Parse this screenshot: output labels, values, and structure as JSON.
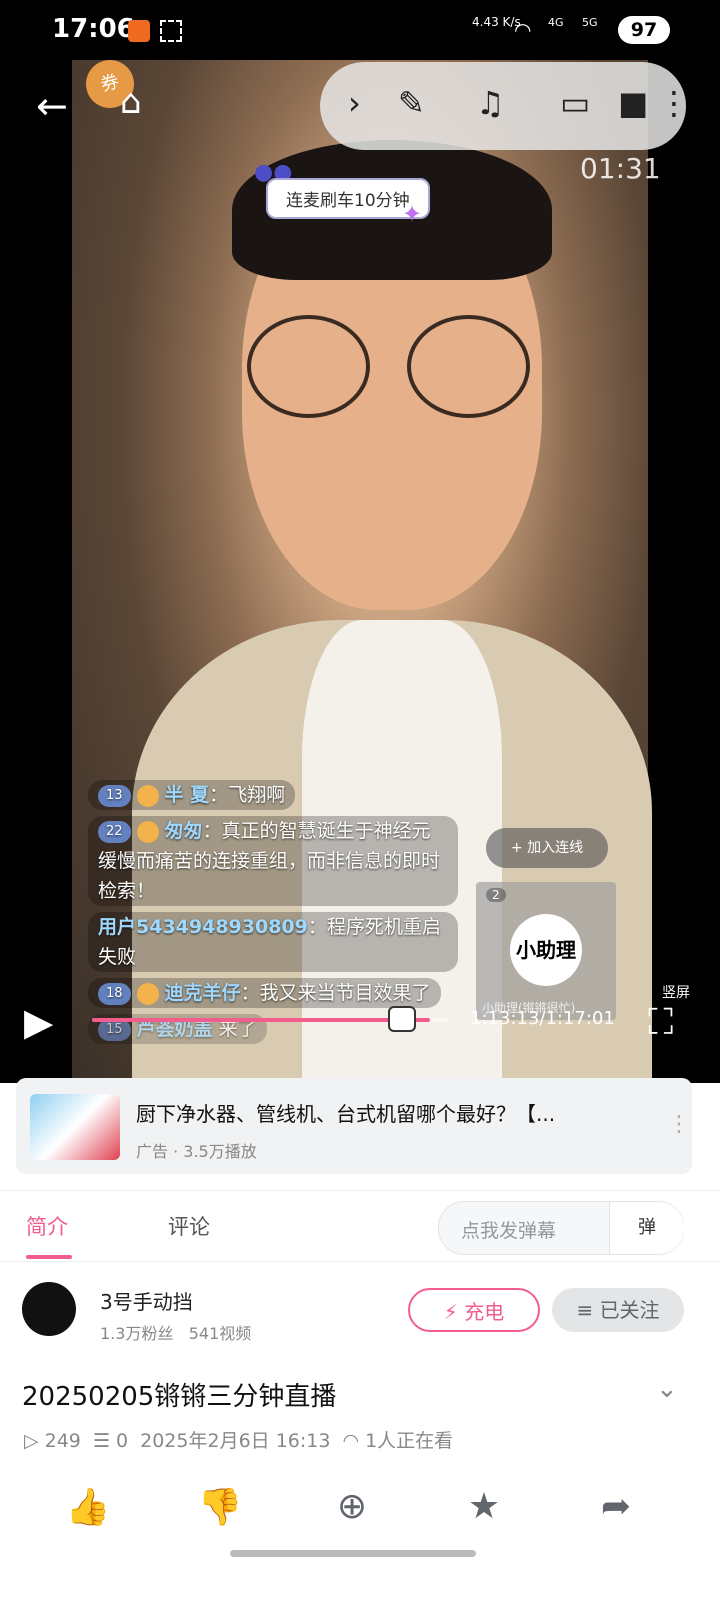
{
  "status_bar": {
    "time": "17:06",
    "net_speed": "4.43 K/s",
    "signal_4g": "4G",
    "signal_5g": "5G",
    "battery": "97"
  },
  "player": {
    "coupon_label": "券",
    "elapsed_overlay": "01:31",
    "sticker_text": "连麦刷车10分钟",
    "join_button": "加入连线",
    "assistant": {
      "count": "2",
      "logo_text": "小助理",
      "caption": "小助理(锵锵很忙)"
    },
    "chat": [
      {
        "level": "13",
        "name": "半 夏",
        "message": "飞翔啊"
      },
      {
        "level": "22",
        "name": "匆匆",
        "message": "真正的智慧诞生于神经元缓慢而痛苦的连接重组，而非信息的即时检索！"
      },
      {
        "level": "",
        "name": "用户5434948930809",
        "message": "程序死机重启失败"
      },
      {
        "level": "18",
        "name": "迪克羊仔",
        "message": "我又来当节目效果了"
      },
      {
        "level": "15",
        "name": "芦荟奶盖",
        "message": "来了"
      }
    ],
    "time_label": "1:13:13/1:17:01",
    "progress_fraction": 0.95,
    "vertical_label": "竖屏"
  },
  "ad": {
    "title": "厨下净水器、管线机、台式机留哪个最好？【...",
    "subtitle": "广告 · 3.5万播放"
  },
  "tabs": {
    "intro": "简介",
    "comments": "评论",
    "danmaku_placeholder": "点我发弹幕",
    "danmaku_button": "弹"
  },
  "uploader": {
    "name": "3号手动挡",
    "followers": "1.3万粉丝",
    "videos": "541视频",
    "charge_label": "充电",
    "follow_label": "已关注"
  },
  "video": {
    "title": "20250205锵锵三分钟直播",
    "plays": "249",
    "danmaku_count": "0",
    "date": "2025年2月6日 16:13",
    "watching": "1人正在看"
  },
  "colors": {
    "accent": "#f25d8e"
  }
}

[Request]
Using the records above, pull out each line where the word "message" occurs.

[Result for this exercise]
        "message": "飞翔啊"
        "message": "真正的智慧诞生于神经元缓慢而痛苦的连接重组，而非信息的即时检索！"
        "message": "程序死机重启失败"
        "message": "我又来当节目效果了"
        "message": "来了"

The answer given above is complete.